■ **DIRECTIVE**: Every line below that mentions the word "професійним" should be copied out.

■ **DATASET RECORDS**:
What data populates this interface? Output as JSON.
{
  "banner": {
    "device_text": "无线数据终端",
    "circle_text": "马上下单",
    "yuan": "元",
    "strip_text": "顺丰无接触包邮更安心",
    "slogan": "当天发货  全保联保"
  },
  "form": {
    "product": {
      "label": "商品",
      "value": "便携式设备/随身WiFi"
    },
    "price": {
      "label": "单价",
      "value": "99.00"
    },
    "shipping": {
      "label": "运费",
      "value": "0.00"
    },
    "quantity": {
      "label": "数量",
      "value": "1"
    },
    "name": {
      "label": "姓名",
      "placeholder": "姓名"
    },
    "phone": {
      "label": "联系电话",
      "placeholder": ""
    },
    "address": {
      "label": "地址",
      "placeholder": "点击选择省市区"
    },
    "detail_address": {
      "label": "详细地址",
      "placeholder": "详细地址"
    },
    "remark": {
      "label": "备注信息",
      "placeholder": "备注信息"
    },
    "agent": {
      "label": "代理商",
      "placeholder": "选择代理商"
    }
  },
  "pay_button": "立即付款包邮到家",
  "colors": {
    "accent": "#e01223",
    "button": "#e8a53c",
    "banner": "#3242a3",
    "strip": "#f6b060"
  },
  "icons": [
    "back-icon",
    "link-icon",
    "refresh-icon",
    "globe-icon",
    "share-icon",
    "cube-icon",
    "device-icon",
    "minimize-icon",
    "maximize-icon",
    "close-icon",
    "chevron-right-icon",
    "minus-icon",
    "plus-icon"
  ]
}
==
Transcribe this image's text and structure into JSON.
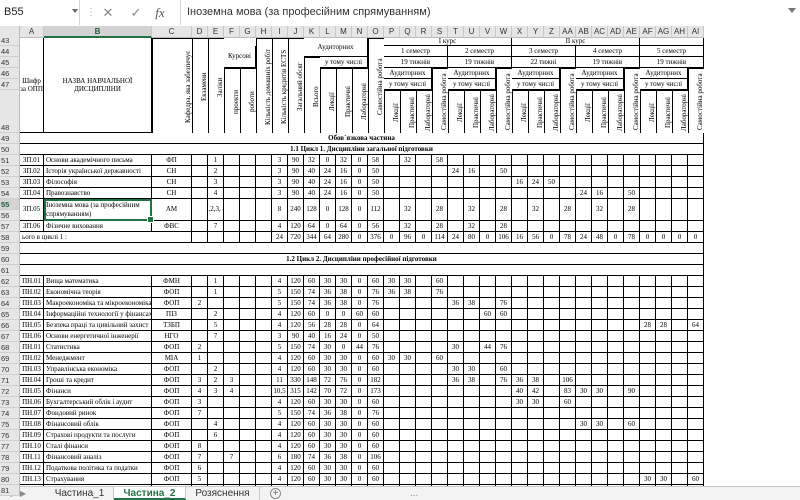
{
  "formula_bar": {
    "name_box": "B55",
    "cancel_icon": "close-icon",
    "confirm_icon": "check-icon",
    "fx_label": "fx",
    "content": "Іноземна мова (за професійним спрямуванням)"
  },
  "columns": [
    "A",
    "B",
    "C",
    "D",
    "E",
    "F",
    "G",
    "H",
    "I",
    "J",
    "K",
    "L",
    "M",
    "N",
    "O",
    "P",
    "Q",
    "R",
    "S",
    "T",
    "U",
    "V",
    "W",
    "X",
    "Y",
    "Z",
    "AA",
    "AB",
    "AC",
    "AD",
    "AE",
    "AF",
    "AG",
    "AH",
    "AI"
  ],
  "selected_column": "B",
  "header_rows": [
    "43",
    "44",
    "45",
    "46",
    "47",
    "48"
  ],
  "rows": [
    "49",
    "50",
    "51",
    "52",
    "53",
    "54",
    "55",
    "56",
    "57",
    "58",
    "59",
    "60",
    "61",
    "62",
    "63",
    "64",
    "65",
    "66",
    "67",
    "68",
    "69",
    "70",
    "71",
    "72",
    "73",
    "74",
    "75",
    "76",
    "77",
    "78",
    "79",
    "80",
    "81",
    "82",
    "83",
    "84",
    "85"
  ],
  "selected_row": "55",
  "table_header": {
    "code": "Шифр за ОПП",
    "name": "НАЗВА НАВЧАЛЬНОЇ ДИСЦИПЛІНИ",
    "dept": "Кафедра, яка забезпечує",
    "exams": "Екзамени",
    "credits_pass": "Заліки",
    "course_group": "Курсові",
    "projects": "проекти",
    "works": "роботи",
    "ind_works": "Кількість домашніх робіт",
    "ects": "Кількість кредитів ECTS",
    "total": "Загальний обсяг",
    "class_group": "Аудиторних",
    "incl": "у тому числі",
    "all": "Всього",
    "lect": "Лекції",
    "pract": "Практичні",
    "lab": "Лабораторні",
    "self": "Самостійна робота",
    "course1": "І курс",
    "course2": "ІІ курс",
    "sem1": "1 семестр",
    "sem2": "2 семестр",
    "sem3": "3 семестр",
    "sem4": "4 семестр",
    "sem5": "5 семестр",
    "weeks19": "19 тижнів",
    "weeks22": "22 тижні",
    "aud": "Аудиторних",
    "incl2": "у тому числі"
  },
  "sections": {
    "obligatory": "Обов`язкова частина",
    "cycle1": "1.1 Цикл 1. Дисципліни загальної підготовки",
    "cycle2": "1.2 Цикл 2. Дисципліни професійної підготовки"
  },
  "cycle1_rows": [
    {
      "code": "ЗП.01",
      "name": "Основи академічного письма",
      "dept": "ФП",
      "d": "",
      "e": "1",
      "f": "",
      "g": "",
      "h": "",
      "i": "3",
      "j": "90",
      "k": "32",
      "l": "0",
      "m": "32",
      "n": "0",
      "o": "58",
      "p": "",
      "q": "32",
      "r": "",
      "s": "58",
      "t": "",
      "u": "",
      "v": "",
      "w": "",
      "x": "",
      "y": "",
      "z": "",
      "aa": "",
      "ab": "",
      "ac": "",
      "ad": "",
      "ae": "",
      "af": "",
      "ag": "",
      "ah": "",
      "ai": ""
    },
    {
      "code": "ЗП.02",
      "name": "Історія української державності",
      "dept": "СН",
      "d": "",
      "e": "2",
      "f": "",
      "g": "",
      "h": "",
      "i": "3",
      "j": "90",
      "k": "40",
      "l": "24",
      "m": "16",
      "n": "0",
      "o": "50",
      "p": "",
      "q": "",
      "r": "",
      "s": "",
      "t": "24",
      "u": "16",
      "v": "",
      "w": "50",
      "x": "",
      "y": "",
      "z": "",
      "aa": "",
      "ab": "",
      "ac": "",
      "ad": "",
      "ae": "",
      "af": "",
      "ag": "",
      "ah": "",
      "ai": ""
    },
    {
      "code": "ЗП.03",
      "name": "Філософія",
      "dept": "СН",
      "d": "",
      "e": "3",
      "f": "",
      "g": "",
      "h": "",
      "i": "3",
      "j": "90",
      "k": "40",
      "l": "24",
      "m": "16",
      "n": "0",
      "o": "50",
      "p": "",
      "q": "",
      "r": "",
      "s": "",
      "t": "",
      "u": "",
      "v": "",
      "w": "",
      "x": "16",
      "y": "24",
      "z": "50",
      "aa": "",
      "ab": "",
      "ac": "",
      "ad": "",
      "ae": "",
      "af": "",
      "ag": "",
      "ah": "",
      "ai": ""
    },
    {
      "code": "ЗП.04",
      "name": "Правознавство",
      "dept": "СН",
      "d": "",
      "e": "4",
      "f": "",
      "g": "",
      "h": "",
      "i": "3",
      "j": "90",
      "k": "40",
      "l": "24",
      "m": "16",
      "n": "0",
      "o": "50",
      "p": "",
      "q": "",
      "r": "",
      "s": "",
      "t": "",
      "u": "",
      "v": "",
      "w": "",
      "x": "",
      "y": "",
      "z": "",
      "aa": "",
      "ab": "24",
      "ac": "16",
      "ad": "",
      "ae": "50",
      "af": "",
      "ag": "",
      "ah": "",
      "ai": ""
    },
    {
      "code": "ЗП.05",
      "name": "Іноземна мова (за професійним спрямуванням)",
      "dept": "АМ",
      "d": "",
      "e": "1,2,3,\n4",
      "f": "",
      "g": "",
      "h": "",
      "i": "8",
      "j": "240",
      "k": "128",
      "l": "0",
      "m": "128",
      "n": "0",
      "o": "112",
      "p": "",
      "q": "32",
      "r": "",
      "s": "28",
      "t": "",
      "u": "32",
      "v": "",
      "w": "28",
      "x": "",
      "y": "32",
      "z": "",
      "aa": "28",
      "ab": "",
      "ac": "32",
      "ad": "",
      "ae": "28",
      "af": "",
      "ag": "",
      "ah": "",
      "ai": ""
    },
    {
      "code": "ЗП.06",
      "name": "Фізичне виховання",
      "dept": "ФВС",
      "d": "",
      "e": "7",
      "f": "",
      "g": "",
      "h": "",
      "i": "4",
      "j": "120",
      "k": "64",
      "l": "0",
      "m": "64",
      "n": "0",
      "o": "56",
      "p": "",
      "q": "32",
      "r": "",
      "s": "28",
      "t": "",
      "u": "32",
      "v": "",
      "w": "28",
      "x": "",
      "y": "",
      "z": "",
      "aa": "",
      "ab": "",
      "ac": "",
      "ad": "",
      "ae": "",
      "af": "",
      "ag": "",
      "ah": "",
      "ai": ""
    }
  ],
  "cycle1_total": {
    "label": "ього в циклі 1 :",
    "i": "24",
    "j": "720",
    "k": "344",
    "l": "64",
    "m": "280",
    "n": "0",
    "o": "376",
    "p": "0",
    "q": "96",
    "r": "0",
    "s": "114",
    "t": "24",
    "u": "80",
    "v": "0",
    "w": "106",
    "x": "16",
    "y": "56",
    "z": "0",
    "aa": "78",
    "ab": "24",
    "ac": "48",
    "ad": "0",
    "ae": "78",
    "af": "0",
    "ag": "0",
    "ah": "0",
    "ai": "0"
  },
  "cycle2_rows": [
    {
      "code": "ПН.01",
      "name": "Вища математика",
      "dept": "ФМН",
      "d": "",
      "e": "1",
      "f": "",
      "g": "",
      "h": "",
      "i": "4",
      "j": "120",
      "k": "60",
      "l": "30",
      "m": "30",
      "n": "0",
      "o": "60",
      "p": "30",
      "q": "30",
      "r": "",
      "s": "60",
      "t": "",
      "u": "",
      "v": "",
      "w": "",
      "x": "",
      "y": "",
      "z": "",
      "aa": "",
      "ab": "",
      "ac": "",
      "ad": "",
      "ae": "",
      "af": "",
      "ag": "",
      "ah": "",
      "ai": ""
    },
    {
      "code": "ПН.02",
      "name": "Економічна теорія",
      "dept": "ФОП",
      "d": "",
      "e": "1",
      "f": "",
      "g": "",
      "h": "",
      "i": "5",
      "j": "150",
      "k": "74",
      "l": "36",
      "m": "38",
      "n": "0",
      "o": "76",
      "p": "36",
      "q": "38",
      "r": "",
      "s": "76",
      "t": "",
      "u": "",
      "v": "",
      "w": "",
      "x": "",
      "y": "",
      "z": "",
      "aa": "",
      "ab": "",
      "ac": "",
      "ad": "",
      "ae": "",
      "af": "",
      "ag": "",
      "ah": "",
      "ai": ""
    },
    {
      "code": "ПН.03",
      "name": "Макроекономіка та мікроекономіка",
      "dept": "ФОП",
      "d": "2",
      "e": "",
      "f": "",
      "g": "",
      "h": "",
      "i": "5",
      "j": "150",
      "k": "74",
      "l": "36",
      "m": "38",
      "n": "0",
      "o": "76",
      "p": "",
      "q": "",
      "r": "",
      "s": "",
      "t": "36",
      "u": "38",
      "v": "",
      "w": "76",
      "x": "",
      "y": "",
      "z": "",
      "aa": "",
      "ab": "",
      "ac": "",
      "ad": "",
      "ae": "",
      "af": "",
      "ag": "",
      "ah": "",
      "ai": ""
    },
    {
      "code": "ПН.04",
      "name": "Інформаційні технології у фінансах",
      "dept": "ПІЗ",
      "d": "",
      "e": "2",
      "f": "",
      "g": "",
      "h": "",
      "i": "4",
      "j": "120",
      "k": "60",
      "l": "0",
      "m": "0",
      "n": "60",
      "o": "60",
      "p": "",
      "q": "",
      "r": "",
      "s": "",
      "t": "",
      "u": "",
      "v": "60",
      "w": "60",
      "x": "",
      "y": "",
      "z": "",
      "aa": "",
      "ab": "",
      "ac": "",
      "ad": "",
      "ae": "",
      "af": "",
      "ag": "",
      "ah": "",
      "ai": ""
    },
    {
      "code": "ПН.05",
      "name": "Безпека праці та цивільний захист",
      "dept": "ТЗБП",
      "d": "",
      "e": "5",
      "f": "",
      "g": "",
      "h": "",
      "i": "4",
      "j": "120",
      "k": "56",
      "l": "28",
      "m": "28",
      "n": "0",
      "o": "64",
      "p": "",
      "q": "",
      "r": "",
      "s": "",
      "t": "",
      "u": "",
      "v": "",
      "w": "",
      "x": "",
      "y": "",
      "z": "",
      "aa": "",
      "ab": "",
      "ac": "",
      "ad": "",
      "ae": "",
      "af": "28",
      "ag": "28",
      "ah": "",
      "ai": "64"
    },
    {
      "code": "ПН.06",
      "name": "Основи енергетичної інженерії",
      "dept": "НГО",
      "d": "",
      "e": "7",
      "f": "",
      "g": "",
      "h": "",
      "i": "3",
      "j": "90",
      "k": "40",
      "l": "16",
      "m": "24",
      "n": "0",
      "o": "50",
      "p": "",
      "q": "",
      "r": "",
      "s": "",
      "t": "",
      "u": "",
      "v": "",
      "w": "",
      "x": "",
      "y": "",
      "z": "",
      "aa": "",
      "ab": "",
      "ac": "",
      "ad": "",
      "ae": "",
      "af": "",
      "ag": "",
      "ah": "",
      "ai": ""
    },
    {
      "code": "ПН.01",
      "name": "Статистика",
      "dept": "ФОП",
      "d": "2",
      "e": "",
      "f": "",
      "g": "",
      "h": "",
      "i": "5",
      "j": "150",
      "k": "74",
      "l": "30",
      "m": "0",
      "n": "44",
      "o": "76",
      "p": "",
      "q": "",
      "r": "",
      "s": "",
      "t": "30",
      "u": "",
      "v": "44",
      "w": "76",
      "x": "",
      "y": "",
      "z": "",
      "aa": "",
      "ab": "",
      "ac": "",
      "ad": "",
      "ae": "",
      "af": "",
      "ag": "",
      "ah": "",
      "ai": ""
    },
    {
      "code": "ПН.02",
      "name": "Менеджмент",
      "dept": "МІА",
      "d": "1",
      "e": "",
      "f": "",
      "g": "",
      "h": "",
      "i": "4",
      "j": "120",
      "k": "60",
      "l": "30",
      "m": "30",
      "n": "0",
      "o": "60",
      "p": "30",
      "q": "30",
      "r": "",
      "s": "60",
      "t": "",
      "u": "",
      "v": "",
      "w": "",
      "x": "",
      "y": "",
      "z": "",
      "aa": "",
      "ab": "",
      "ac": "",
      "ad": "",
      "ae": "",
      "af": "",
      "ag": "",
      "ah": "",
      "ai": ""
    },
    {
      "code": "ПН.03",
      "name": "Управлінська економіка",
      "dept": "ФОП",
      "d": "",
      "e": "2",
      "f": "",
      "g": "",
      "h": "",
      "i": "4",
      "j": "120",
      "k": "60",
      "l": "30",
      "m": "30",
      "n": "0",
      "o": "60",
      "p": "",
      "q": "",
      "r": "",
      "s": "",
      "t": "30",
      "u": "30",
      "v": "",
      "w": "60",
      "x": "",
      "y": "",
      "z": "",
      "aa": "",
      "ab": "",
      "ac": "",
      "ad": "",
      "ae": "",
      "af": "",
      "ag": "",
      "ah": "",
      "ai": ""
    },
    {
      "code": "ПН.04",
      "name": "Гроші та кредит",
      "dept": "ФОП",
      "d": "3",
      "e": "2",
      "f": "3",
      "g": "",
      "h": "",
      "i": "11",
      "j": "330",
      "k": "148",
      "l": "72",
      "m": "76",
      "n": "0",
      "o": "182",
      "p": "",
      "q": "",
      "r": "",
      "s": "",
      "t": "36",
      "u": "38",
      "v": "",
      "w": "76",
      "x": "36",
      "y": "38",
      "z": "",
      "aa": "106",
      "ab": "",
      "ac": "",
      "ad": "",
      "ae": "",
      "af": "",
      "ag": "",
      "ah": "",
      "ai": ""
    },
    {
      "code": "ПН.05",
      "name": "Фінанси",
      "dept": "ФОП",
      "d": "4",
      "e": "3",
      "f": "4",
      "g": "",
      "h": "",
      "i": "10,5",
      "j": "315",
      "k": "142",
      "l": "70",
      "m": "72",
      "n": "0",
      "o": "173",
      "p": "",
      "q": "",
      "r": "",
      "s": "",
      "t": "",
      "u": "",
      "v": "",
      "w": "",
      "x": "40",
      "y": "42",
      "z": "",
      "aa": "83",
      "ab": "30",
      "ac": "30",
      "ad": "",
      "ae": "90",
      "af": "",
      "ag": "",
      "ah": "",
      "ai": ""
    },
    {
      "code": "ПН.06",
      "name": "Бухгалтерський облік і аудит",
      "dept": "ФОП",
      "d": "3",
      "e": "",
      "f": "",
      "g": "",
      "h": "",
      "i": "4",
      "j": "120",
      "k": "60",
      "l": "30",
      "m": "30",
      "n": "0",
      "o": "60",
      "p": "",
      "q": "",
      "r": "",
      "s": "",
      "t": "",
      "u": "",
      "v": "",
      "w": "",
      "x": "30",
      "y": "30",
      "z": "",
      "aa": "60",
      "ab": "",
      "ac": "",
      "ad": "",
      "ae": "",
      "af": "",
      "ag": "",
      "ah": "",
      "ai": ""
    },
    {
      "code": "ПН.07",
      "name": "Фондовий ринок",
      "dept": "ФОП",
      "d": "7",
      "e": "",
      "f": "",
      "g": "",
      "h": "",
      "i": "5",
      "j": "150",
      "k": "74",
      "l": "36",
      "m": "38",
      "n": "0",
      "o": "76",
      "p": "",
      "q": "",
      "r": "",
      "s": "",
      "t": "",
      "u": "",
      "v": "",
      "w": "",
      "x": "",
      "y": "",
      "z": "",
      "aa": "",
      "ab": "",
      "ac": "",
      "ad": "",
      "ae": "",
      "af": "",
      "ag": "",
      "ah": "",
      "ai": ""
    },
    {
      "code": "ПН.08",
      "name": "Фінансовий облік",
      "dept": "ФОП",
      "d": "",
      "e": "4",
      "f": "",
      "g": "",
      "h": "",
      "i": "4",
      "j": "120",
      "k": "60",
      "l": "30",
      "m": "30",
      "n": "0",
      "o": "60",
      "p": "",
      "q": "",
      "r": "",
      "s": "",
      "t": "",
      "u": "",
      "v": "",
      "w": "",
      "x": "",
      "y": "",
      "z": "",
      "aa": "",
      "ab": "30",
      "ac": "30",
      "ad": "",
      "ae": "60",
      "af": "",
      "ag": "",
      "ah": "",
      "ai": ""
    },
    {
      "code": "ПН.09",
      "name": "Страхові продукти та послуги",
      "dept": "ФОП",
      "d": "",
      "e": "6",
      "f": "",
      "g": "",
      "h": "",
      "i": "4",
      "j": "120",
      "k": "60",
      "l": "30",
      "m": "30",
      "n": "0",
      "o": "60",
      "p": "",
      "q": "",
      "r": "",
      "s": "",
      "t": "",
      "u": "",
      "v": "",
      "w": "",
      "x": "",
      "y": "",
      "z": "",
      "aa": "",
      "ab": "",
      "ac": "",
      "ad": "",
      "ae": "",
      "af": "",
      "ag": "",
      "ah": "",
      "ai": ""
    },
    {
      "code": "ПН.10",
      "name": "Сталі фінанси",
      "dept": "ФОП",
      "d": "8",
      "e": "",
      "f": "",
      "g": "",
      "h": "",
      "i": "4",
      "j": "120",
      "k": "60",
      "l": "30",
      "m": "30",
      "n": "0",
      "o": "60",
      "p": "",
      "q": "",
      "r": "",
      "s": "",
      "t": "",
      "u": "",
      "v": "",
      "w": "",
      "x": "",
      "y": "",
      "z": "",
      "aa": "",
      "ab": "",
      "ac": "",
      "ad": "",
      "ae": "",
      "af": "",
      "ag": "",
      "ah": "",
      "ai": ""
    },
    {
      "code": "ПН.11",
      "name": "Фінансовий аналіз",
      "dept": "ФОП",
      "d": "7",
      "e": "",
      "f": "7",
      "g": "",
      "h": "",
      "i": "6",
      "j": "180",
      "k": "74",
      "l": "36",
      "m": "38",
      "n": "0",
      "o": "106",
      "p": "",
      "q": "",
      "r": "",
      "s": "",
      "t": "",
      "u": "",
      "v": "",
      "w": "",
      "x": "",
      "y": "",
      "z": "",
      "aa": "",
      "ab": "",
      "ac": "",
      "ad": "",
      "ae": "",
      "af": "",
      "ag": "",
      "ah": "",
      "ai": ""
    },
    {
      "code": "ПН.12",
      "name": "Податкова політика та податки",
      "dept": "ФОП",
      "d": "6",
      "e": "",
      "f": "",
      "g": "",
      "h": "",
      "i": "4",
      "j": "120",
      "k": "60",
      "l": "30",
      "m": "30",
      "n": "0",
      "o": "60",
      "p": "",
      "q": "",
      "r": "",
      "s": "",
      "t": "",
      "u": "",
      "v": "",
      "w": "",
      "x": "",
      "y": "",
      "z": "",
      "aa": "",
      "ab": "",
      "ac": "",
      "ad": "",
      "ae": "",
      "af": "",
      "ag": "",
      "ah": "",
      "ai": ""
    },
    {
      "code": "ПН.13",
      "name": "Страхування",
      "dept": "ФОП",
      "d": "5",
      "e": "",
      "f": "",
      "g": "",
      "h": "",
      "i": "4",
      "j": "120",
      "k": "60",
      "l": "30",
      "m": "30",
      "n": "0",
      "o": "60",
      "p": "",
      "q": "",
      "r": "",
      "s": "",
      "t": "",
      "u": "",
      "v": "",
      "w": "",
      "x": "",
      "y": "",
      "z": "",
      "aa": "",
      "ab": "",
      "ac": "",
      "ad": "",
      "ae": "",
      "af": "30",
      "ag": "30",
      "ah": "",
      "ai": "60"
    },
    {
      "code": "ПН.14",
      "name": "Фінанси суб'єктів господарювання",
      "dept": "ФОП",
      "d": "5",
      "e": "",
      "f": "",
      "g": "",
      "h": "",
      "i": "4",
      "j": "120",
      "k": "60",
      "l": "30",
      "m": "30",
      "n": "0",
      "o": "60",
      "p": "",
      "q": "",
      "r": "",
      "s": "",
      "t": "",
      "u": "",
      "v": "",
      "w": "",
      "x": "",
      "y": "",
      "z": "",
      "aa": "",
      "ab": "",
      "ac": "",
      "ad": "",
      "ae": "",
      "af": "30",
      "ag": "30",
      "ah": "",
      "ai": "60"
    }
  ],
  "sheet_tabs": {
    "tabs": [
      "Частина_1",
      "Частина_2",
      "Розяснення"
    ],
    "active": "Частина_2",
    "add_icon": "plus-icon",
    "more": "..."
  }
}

■ **COMPLETE ANSWER**:
    "content": "Іноземна мова (за професійним спрямуванням)"
      "name": "Іноземна мова (за професійним спрямуванням)",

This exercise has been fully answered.